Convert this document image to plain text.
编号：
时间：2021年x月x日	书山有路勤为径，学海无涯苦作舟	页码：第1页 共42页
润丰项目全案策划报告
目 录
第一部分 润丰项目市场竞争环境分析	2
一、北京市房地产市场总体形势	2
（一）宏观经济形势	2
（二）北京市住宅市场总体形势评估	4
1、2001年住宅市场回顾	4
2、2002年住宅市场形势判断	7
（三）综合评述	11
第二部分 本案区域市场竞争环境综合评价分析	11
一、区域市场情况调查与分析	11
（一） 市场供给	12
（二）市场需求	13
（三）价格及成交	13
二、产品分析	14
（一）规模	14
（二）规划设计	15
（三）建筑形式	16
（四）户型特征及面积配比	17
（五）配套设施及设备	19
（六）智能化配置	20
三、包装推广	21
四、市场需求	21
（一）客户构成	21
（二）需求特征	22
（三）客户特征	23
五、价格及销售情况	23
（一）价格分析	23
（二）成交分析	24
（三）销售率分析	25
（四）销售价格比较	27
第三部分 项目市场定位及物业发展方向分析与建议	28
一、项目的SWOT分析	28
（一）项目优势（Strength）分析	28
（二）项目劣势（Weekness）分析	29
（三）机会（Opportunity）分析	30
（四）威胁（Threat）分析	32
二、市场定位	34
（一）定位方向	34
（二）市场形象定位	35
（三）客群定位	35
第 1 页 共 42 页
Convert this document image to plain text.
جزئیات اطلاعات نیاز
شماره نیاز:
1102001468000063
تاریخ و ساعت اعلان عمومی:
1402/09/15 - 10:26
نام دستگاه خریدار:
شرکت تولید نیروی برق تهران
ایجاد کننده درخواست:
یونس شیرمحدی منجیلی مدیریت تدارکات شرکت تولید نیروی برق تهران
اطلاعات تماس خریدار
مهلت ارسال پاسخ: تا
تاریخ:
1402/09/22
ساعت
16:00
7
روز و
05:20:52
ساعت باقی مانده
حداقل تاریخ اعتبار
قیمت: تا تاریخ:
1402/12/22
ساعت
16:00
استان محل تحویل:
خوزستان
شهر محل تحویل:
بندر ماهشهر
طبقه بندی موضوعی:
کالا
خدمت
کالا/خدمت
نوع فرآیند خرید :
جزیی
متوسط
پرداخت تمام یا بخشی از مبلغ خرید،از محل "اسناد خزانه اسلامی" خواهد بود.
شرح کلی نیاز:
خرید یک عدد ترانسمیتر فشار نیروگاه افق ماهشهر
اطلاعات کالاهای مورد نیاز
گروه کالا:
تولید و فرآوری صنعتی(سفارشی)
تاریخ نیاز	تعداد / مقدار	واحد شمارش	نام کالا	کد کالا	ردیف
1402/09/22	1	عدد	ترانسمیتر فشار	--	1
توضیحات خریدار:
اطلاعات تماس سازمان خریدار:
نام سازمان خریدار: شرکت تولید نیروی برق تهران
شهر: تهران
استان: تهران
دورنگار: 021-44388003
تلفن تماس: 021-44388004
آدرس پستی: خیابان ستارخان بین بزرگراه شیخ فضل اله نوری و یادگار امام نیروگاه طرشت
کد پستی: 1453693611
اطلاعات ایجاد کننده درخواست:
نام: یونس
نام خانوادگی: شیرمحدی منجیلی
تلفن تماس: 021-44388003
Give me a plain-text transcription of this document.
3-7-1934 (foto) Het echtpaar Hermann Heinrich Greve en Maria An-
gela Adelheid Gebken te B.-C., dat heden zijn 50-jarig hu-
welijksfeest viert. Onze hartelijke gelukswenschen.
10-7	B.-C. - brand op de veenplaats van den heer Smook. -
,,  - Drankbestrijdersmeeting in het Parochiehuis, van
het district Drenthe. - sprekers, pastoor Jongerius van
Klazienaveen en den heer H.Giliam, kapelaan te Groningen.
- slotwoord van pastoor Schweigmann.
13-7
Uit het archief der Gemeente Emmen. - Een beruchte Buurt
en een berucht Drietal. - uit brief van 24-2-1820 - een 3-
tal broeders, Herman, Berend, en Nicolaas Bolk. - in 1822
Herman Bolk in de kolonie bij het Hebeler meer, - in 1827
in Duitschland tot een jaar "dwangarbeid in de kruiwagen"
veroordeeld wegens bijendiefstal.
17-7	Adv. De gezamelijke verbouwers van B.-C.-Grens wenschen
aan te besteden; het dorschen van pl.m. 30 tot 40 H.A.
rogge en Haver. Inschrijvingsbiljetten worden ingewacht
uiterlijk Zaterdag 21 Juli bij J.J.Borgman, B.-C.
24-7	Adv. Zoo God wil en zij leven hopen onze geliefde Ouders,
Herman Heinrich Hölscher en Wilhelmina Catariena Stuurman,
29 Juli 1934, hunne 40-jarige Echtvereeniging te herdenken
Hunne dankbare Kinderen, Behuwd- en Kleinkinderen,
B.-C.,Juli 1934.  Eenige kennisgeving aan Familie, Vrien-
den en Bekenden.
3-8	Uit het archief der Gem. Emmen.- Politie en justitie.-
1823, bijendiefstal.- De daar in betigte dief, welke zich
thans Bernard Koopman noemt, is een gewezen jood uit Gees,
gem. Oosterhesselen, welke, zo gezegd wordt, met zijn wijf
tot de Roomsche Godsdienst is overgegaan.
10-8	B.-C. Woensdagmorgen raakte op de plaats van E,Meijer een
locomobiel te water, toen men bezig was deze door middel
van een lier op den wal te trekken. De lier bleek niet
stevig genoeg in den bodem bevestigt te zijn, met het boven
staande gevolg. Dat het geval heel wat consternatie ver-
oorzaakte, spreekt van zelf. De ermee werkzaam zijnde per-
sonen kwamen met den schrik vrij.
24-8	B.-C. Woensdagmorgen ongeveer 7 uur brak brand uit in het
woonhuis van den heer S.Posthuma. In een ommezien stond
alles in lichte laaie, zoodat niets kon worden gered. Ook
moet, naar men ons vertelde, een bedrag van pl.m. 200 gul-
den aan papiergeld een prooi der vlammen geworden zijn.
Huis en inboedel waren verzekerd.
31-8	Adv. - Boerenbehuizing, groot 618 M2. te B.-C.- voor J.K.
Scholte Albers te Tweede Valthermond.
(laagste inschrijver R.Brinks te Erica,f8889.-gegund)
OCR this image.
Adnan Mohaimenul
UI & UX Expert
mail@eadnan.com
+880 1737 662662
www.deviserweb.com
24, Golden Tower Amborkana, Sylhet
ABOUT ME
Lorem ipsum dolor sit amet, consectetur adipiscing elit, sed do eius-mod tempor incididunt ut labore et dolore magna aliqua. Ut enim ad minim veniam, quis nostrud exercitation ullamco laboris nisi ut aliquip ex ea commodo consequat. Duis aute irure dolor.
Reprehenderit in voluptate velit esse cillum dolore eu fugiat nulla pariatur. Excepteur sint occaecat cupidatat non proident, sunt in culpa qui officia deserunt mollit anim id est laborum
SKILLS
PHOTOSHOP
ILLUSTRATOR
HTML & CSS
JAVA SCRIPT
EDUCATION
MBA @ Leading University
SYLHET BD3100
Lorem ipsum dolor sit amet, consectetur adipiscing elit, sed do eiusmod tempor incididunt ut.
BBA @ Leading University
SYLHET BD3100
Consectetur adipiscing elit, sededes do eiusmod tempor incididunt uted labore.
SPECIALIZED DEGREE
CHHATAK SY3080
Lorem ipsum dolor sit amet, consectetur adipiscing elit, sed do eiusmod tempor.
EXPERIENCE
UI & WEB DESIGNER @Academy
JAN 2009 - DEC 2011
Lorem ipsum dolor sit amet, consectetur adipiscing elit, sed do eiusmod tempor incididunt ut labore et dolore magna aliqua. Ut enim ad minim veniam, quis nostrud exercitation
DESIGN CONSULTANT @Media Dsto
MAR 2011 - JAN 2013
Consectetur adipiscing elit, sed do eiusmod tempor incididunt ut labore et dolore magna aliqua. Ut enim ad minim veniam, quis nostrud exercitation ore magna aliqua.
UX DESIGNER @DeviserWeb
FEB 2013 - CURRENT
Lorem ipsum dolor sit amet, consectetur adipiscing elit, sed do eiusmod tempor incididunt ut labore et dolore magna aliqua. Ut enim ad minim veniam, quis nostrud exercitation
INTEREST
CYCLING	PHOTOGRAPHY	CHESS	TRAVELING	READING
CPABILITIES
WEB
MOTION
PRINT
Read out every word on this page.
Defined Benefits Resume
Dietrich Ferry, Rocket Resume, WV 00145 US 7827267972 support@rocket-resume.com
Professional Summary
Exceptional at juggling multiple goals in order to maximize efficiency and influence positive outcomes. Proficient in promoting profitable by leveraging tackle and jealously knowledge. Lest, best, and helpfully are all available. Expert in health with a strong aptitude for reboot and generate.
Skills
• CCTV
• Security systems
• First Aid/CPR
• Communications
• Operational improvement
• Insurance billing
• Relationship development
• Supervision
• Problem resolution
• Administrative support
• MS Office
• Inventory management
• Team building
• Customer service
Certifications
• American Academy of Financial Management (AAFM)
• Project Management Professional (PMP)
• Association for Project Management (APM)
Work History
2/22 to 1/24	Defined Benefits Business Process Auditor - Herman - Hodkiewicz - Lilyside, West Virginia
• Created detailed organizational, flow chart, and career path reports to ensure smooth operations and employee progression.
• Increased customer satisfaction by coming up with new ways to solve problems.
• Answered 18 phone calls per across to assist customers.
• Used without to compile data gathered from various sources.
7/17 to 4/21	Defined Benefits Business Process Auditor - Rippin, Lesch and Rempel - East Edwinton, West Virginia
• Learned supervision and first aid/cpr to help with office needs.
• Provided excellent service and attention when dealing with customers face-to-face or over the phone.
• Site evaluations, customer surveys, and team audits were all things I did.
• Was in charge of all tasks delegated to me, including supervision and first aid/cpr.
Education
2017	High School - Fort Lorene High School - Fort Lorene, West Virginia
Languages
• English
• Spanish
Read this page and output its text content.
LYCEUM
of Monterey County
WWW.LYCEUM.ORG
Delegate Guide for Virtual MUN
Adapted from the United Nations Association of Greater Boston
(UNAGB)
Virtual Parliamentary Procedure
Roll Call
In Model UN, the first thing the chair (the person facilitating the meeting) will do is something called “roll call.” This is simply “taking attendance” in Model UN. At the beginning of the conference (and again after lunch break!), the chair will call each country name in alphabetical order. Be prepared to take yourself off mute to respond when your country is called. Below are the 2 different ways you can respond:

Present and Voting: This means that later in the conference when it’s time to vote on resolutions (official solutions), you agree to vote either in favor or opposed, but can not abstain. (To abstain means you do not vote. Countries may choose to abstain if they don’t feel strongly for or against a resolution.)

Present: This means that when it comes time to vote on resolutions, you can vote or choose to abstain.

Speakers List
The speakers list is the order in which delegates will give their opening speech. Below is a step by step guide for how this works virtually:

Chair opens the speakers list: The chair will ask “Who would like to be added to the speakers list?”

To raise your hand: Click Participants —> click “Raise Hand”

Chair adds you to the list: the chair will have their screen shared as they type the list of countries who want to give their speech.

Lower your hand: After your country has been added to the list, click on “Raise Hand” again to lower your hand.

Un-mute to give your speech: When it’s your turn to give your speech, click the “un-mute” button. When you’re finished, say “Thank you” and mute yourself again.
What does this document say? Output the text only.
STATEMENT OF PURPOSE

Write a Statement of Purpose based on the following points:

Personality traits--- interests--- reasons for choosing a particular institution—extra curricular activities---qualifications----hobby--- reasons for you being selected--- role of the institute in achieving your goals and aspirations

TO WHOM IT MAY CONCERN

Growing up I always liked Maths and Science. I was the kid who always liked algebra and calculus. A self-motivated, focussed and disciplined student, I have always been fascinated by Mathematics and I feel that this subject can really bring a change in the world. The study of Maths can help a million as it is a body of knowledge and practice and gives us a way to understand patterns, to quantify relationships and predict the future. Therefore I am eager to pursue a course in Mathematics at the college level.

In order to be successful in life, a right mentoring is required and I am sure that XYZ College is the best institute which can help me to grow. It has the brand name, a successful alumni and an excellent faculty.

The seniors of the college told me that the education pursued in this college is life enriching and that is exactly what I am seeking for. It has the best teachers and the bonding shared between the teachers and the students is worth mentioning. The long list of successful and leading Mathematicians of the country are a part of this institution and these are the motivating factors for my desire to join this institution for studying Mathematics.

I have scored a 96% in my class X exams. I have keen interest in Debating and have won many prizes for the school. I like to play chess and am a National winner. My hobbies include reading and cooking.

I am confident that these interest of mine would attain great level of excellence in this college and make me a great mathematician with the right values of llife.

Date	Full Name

■ ■ ■ ■ ■ ■ ■

To be done | Report the number of lines in the listing where the string "right" appears, and nothing besides.

Answer for the task | 2